[Stored data]

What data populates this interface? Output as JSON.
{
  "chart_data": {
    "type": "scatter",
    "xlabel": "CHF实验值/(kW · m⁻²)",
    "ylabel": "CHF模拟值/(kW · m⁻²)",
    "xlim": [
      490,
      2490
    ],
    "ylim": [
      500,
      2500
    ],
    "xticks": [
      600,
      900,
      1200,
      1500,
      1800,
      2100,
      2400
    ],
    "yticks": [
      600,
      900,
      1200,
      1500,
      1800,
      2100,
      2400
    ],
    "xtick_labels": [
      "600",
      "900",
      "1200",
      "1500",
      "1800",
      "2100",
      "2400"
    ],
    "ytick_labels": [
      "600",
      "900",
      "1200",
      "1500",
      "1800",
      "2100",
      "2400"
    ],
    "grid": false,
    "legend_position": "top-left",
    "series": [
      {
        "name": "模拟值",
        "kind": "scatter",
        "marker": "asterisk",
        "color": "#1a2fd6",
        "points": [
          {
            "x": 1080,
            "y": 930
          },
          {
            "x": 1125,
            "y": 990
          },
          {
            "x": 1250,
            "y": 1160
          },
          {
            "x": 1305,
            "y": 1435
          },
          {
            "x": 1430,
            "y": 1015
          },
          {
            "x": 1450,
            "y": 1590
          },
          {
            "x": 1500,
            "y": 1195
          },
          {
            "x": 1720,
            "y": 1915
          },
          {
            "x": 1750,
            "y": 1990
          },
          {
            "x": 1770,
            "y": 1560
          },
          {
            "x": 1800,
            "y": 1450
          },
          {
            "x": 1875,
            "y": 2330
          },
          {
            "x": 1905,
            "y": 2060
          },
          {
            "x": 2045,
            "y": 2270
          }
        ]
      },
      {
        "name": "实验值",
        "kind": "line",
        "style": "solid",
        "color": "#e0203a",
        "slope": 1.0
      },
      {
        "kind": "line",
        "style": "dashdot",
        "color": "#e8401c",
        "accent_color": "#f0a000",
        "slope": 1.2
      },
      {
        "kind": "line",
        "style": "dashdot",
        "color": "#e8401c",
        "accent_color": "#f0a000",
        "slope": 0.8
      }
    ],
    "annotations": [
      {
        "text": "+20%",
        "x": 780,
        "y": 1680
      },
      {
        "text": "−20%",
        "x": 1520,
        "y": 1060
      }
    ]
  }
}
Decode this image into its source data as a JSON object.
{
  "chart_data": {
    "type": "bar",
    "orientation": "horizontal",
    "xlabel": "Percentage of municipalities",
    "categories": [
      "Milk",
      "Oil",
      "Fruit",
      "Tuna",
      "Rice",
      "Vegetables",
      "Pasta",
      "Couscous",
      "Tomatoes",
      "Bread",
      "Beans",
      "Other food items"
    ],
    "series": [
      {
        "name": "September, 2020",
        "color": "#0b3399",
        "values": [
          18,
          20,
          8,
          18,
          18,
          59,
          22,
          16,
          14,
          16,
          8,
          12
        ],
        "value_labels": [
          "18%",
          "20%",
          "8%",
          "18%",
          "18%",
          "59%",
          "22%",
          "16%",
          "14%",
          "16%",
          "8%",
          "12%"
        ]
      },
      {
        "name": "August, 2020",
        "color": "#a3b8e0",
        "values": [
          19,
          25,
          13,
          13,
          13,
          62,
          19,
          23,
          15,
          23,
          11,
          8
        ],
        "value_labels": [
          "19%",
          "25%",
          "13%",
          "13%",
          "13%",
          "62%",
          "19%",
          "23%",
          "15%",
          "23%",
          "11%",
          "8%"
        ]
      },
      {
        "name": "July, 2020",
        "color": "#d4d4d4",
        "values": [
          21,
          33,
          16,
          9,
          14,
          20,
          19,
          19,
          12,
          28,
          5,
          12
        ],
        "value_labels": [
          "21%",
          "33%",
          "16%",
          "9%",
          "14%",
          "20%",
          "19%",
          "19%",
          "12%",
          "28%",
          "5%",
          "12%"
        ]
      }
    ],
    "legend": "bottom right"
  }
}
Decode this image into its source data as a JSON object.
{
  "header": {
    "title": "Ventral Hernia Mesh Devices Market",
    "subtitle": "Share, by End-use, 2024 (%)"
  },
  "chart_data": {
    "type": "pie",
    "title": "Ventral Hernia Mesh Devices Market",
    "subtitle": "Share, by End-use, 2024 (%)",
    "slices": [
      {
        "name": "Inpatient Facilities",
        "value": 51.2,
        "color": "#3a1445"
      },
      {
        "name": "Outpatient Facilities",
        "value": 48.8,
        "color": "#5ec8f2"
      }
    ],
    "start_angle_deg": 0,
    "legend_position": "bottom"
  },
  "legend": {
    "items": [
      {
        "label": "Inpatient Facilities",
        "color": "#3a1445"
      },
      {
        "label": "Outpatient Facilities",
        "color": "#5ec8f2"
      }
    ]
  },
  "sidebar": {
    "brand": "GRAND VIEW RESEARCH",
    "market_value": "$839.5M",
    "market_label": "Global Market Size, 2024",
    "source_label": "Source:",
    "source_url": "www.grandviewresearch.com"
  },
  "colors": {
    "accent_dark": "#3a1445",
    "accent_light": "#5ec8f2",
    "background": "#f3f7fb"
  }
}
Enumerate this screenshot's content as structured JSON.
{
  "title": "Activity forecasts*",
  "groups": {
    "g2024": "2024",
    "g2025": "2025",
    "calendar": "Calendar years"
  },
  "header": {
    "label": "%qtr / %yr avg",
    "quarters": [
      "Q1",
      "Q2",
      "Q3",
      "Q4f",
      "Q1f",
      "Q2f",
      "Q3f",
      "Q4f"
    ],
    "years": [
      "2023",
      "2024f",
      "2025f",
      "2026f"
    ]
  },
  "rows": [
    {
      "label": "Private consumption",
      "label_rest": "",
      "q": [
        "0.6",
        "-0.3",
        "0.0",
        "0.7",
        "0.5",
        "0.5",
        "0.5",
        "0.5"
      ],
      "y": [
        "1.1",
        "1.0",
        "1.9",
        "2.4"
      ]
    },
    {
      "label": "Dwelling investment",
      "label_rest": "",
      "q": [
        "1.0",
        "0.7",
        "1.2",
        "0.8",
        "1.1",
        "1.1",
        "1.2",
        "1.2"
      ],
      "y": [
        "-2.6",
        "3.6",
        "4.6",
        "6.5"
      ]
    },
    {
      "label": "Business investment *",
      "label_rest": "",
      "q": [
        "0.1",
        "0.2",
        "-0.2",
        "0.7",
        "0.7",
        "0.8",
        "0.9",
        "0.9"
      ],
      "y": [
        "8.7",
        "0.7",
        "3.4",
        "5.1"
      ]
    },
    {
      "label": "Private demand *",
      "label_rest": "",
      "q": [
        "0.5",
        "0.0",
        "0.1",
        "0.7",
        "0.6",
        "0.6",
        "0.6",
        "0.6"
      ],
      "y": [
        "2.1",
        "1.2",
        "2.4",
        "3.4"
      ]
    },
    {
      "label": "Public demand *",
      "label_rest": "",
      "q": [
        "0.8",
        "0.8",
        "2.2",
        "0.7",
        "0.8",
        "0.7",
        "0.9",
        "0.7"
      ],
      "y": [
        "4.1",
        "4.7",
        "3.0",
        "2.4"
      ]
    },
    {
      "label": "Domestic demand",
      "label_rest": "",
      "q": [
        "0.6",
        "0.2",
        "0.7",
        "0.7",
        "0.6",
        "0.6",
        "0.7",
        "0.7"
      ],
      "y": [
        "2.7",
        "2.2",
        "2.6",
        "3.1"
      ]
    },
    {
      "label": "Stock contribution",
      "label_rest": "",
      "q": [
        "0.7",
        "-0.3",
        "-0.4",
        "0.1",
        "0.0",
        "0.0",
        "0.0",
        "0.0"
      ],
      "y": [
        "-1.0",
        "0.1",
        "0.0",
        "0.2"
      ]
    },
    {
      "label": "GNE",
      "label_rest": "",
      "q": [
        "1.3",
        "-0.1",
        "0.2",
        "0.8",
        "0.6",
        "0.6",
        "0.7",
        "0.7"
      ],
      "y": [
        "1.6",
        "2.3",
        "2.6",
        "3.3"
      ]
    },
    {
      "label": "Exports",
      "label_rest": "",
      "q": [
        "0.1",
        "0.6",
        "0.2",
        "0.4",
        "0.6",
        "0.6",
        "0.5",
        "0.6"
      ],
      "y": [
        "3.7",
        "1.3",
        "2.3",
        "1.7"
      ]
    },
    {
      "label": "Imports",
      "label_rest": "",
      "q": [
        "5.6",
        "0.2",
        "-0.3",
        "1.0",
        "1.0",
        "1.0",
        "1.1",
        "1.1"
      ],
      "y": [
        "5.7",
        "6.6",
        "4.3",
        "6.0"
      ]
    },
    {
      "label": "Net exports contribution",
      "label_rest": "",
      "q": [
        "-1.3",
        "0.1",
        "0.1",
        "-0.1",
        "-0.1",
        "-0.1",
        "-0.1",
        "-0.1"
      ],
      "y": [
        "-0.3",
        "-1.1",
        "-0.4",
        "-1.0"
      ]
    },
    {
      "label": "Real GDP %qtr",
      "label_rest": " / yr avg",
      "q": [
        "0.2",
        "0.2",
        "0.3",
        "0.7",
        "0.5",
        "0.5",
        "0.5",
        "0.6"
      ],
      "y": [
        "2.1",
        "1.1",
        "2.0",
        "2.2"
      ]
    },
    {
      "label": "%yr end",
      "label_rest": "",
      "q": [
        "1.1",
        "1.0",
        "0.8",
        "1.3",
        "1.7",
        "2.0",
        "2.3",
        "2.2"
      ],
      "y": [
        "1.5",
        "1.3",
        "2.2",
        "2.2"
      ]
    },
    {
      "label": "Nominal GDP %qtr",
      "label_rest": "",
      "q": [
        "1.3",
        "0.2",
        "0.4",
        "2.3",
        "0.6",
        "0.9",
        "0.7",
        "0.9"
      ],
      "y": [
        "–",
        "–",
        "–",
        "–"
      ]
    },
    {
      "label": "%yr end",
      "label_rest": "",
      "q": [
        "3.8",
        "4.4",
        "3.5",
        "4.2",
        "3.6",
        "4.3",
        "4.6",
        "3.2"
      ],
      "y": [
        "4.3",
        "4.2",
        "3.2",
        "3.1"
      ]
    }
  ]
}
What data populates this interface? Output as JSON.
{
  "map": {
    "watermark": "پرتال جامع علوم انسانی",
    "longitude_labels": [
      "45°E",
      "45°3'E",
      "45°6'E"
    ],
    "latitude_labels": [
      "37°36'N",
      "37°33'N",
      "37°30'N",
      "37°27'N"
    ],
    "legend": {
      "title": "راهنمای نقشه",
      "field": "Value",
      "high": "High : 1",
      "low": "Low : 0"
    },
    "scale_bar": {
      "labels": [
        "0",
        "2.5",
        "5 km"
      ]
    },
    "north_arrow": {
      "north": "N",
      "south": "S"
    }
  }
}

- What you are asked to do
State how many lines of the records above contain "demand", with no words besides the number.

- Exercise answer
3